• **Task statement**:
Reproduce the full OrderZone.com text word for word.

• **Source extract**:
= Orderzone.com =

OrderZone.com was an online business-to-business website for business products and services, allowing companies to purchase from multiple suppliers and processing transactions on the site. It was online from 1999 to 2001.

==History==

OrderZone.com was launched in 1999 by the maintenance, repair, and operations (MRO) company W. W. Grainger (NYSE:GWW), with participating supplier companies at this time being Grainger Industrial Supply, Cintas, Corporate Express, Inc., Lab Safety Supply, Marshall Industries, VWR International, Fastenal, and Motion Industries. Each supplier covered a different product area, and by 2000 the site had more than 420,000 products in its database and was ranked as the #3 B2B website by Advertising Age's Business Marketing. W. W. Grainger's initial budget for the site was US$10 million.

W. W. Grainger's e-commerce strategy at this time aimed to create a digital business group that expanded their catalog (reaching more than 4,000 pages in length) and allow buyers and sellers to buy and sell over the internet. Orderzone also allowed more prices to be listed, something that was not always possible in the print catalog. At this time W. W. Grainger also released FindMRO.com, which specialized in sourcing hard to find products. There were also a number of other sites at this time trying to create online marketplaces for the MRO industry, including EqualFooting.com, iProcure, MarketSite, MRO.com, OnlineMRO.com, ProcureNet, PurchasingCenter.com and TPN Register.

OrderZone.com did not generate as many paying customers as W. W. Grainger originally estimated, and in 2000 the company was merged with Works.com, an office and technology products e-commerce business based in Austin, Texas, as part of a deal where 40% of Works.com was sold to W. W. Grainger for US$21 million. OrderZone.com was then closed in 2001.

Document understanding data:
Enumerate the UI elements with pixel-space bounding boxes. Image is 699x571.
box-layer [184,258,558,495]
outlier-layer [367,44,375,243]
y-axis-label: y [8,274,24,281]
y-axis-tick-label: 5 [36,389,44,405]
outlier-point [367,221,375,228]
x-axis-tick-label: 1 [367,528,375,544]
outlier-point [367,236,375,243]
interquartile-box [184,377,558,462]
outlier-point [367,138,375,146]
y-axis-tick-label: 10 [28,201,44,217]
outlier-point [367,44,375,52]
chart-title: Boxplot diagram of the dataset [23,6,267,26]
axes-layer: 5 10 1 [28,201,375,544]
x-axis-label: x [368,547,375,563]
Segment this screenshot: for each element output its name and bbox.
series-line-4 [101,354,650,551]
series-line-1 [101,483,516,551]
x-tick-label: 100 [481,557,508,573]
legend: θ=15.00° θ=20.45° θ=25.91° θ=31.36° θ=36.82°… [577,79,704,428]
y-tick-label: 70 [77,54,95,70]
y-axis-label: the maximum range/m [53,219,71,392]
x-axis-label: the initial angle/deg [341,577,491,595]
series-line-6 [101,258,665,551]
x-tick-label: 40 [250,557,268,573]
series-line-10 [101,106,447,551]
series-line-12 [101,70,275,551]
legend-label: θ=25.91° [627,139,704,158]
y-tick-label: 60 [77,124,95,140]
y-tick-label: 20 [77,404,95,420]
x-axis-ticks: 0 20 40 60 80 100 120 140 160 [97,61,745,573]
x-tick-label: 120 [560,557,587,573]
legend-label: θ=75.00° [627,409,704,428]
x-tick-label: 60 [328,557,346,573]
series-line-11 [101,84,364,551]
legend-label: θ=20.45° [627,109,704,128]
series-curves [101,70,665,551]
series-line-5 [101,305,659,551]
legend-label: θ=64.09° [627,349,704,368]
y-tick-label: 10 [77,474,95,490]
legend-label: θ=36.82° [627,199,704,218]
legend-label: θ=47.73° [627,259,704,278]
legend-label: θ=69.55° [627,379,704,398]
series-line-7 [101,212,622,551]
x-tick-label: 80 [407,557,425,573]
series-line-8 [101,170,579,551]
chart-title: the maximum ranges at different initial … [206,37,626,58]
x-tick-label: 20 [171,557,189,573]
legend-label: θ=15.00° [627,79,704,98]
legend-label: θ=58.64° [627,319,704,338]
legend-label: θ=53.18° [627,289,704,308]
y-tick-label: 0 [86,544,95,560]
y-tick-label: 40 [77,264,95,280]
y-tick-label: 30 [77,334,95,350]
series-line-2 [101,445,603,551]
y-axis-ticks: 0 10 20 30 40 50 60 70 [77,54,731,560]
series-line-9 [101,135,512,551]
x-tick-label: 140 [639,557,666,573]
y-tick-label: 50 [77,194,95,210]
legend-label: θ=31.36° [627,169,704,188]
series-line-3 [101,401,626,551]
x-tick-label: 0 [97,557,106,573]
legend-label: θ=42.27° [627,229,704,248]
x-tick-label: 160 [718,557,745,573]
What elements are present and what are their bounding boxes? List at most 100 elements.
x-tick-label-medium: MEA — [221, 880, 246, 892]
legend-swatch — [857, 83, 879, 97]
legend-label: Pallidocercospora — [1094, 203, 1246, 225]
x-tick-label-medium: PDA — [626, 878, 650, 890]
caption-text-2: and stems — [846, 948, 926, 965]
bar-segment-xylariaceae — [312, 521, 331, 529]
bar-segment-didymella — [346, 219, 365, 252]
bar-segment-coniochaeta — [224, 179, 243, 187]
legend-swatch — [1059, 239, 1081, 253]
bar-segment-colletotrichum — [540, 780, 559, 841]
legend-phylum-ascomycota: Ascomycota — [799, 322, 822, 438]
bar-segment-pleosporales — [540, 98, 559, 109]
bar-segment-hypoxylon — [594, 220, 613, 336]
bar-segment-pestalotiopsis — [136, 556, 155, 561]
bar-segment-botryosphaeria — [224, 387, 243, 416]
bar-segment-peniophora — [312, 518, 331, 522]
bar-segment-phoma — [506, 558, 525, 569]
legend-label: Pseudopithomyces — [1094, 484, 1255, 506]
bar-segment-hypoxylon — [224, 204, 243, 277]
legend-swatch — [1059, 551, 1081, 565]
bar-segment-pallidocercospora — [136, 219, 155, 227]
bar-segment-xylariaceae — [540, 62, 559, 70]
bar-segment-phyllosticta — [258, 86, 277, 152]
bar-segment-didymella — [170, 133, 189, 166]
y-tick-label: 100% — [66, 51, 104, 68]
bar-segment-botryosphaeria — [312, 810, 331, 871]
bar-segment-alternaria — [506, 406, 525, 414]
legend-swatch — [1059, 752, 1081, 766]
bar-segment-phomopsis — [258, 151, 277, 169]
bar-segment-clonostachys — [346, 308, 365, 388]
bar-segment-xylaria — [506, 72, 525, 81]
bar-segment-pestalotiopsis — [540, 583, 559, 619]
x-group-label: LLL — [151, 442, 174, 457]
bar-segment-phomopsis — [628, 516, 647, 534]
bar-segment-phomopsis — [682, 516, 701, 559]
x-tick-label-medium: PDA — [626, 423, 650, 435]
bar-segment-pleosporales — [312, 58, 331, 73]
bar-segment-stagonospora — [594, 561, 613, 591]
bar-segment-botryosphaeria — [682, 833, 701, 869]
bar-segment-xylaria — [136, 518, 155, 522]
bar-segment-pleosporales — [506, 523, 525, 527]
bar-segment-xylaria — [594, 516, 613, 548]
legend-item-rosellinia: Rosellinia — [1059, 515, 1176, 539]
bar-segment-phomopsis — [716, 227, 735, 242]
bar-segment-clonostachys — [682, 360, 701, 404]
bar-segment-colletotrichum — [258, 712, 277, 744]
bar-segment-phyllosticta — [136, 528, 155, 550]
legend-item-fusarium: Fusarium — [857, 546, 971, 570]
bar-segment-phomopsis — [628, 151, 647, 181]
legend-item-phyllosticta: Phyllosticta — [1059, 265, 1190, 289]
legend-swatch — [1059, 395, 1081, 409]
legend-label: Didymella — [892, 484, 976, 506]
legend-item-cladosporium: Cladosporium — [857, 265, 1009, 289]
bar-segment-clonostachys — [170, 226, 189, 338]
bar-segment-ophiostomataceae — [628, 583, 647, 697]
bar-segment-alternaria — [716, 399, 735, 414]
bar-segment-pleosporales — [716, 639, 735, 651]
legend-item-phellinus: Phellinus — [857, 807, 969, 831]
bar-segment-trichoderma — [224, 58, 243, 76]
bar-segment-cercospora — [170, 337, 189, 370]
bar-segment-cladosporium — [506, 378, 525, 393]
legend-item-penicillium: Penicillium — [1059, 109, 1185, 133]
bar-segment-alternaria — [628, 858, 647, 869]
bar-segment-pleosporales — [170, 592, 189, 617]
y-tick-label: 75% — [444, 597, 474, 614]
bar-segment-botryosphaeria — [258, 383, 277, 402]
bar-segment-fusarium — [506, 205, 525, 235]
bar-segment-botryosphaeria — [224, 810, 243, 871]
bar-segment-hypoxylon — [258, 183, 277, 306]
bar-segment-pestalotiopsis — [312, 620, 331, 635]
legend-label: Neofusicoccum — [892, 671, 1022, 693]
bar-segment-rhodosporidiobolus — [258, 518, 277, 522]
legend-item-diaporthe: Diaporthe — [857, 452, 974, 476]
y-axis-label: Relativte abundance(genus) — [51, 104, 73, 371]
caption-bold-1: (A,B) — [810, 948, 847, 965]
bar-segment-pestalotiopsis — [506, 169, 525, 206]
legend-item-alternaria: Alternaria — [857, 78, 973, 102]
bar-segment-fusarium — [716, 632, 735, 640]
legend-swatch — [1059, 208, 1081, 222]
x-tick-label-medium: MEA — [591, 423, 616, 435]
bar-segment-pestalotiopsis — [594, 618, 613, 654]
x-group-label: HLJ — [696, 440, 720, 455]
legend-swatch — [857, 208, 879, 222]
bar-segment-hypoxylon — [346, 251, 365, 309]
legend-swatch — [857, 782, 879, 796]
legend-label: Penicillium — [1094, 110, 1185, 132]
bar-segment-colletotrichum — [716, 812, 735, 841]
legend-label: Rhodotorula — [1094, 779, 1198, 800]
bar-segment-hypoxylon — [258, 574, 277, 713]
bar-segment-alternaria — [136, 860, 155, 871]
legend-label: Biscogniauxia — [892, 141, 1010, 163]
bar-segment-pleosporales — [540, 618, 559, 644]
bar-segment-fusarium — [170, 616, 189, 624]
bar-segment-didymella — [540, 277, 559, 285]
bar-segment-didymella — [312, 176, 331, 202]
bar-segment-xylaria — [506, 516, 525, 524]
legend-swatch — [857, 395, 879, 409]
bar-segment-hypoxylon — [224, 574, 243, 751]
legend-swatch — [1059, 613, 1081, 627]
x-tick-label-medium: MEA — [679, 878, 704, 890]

• **Solved exercise**:
= Orderzone.com =

OrderZone.com was an online business-to-business website for business products and services, allowing companies to purchase from multiple suppliers and processing transactions on the site. It was online from 1999 to 2001.

==History==

OrderZone.com was launched in 1999 by the maintenance, repair, and operations (MRO) company W. W. Grainger (NYSE:GWW), with participating supplier companies at this time being Grainger Industrial Supply, Cintas, Corporate Express, Inc., Lab Safety Supply, Marshall Industries, VWR International, Fastenal, and Motion Industries. Each supplier covered a different product area, and by 2000 the site had more than 420,000 products in its database and was ranked as the #3 B2B website by Advertising Age's Business Marketing. W. W. Grainger's initial budget for the site was US$10 million.

W. W. Grainger's e-commerce strategy at this time aimed to create a digital business group that expanded their catalog (reaching more than 4,000 pages in length) and allow buyers and sellers to buy and sell over the internet. Orderzone also allowed more prices to be listed, something that was not always possible in the print catalog. At this time W. W. Grainger also released FindMRO.com, which specialized in sourcing hard to find products. There were also a number of other sites at this time trying to create online marketplaces for the MRO industry, including EqualFooting.com, iProcure, MarketSite, MRO.com, OnlineMRO.com, ProcureNet, PurchasingCenter.com and TPN Register.

OrderZone.com did not generate as many paying customers as W. W. Grainger originally estimated, and in 2000 the company was merged with Works.com, an office and technology products e-commerce business based in Austin, Texas, as part of a deal where 40% of Works.com was sold to W. W. Grainger for US$21 million. OrderZone.com was then closed in 2001.